> [Written task]: Quote the entries in full, character for character, without their images.

+++ Provided information +++

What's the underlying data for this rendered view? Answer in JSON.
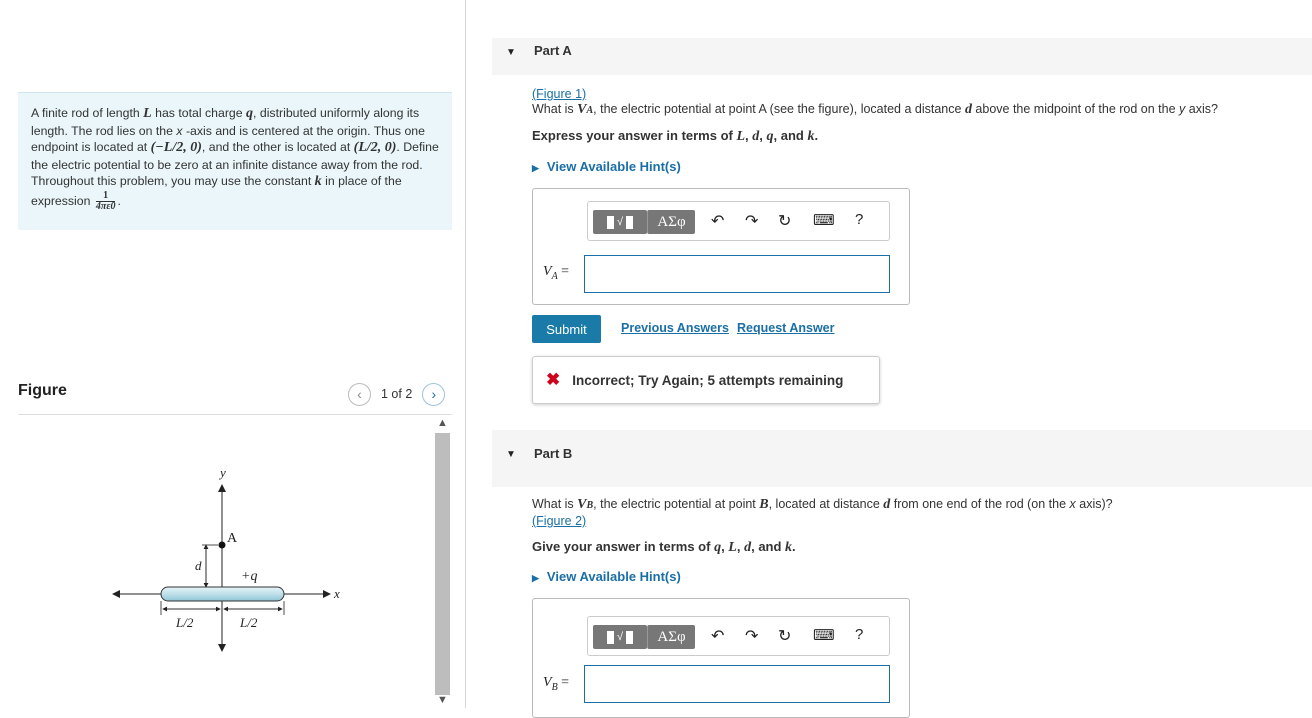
{
  "problem": {
    "p1": "A finite rod of length ",
    "L": "L",
    "p2": " has total charge ",
    "q": "q",
    "p3": ", distributed uniformly along its length. The rod lies on the ",
    "x": "x",
    "p4": " -axis and is centered at the origin. Thus one endpoint is located at ",
    "pt1": "(−L/2, 0)",
    "p5": ", and the other is located at ",
    "pt2": "(L/2, 0)",
    "p6": ". Define the electric potential to be zero at an infinite distance away from the rod. Throughout this problem, you may use the constant ",
    "k": "k",
    "p7": " in place of the expression ",
    "frac_num": "1",
    "frac_den": "4πε0",
    "p8": "."
  },
  "figure": {
    "title": "Figure",
    "page": "1 of 2",
    "prev_icon": "chevron-left-icon",
    "next_icon": "chevron-right-icon",
    "labels": {
      "y": "y",
      "x": "x",
      "A": "A",
      "d": "d",
      "charge": "+q",
      "half_left": "L/2",
      "half_right": "L/2"
    }
  },
  "partA": {
    "header": "Part A",
    "figure_link": "(Figure 1)",
    "q1": "What is ",
    "var": "V",
    "sub": "A",
    "q2": ", the electric potential at point A (see the figure), located a distance ",
    "d": "d",
    "q3": " above the midpoint of the rod on the ",
    "y": "y",
    "q4": " axis?",
    "express_pre": "Express your answer in terms of ",
    "terms": [
      "L",
      "d",
      "q",
      "k"
    ],
    "hint": "View Available Hint(s)",
    "answer_label_var": "V",
    "answer_label_sub": "A",
    "answer_value": "",
    "submit": "Submit",
    "previous_answers": "Previous Answers",
    "request_answer": "Request Answer",
    "feedback": "Incorrect; Try Again; 5 attempts remaining"
  },
  "partB": {
    "header": "Part B",
    "q1": "What is ",
    "var": "V",
    "sub": "B",
    "q2": ", the electric potential at point ",
    "B": "B",
    "q3": ", located at distance ",
    "d": "d",
    "q4": " from one end of the rod (on the ",
    "x": "x",
    "q5": " axis)?",
    "figure_link": "(Figure 2)",
    "express_pre": "Give your answer in terms of ",
    "terms": [
      "q",
      "L",
      "d",
      "k"
    ],
    "hint": "View Available Hint(s)",
    "answer_label_var": "V",
    "answer_label_sub": "B",
    "answer_value": ""
  },
  "toolbar": {
    "greek": "ΑΣφ",
    "help": "?",
    "icons": [
      "templates-icon",
      "greek-symbols-icon",
      "undo-icon",
      "redo-icon",
      "reset-icon",
      "keyboard-icon",
      "help-icon"
    ]
  },
  "colors": {
    "link": "#1a6fa6",
    "submit_bg": "#1a7ba8",
    "problem_bg": "#eaf6f9",
    "error": "#d0021b"
  }
}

+++

> [Exercise output]:
What's the underlying data for this rendered view? Answer in JSON.
{
  "problem": {
    "p1": "A finite rod of length ",
    "L": "L",
    "p2": " has total charge ",
    "q": "q",
    "p3": ", distributed uniformly along its length. The rod lies on the ",
    "x": "x",
    "p4": " -axis and is centered at the origin. Thus one endpoint is located at ",
    "pt1": "(−L/2, 0)",
    "p5": ", and the other is located at ",
    "pt2": "(L/2, 0)",
    "p6": ". Define the electric potential to be zero at an infinite distance away from the rod. Throughout this problem, you may use the constant ",
    "k": "k",
    "p7": " in place of the expression ",
    "frac_num": "1",
    "frac_den": "4πε0",
    "p8": "."
  },
  "figure": {
    "title": "Figure",
    "page": "1 of 2",
    "prev_icon": "chevron-left-icon",
    "next_icon": "chevron-right-icon",
    "labels": {
      "y": "y",
      "x": "x",
      "A": "A",
      "d": "d",
      "charge": "+q",
      "half_left": "L/2",
      "half_right": "L/2"
    }
  },
  "partA": {
    "header": "Part A",
    "figure_link": "(Figure 1)",
    "q1": "What is ",
    "var": "V",
    "sub": "A",
    "q2": ", the electric potential at point A (see the figure), located a distance ",
    "d": "d",
    "q3": " above the midpoint of the rod on the ",
    "y": "y",
    "q4": " axis?",
    "express_pre": "Express your answer in terms of ",
    "terms": [
      "L",
      "d",
      "q",
      "k"
    ],
    "hint": "View Available Hint(s)",
    "answer_label_var": "V",
    "answer_label_sub": "A",
    "answer_value": "",
    "submit": "Submit",
    "previous_answers": "Previous Answers",
    "request_answer": "Request Answer",
    "feedback": "Incorrect; Try Again; 5 attempts remaining"
  },
  "partB": {
    "header": "Part B",
    "q1": "What is ",
    "var": "V",
    "sub": "B",
    "q2": ", the electric potential at point ",
    "B": "B",
    "q3": ", located at distance ",
    "d": "d",
    "q4": " from one end of the rod (on the ",
    "x": "x",
    "q5": " axis)?",
    "figure_link": "(Figure 2)",
    "express_pre": "Give your answer in terms of ",
    "terms": [
      "q",
      "L",
      "d",
      "k"
    ],
    "hint": "View Available Hint(s)",
    "answer_label_var": "V",
    "answer_label_sub": "B",
    "answer_value": ""
  },
  "toolbar": {
    "greek": "ΑΣφ",
    "help": "?",
    "icons": [
      "templates-icon",
      "greek-symbols-icon",
      "undo-icon",
      "redo-icon",
      "reset-icon",
      "keyboard-icon",
      "help-icon"
    ]
  },
  "colors": {
    "link": "#1a6fa6",
    "submit_bg": "#1a7ba8",
    "problem_bg": "#eaf6f9",
    "error": "#d0021b"
  }
}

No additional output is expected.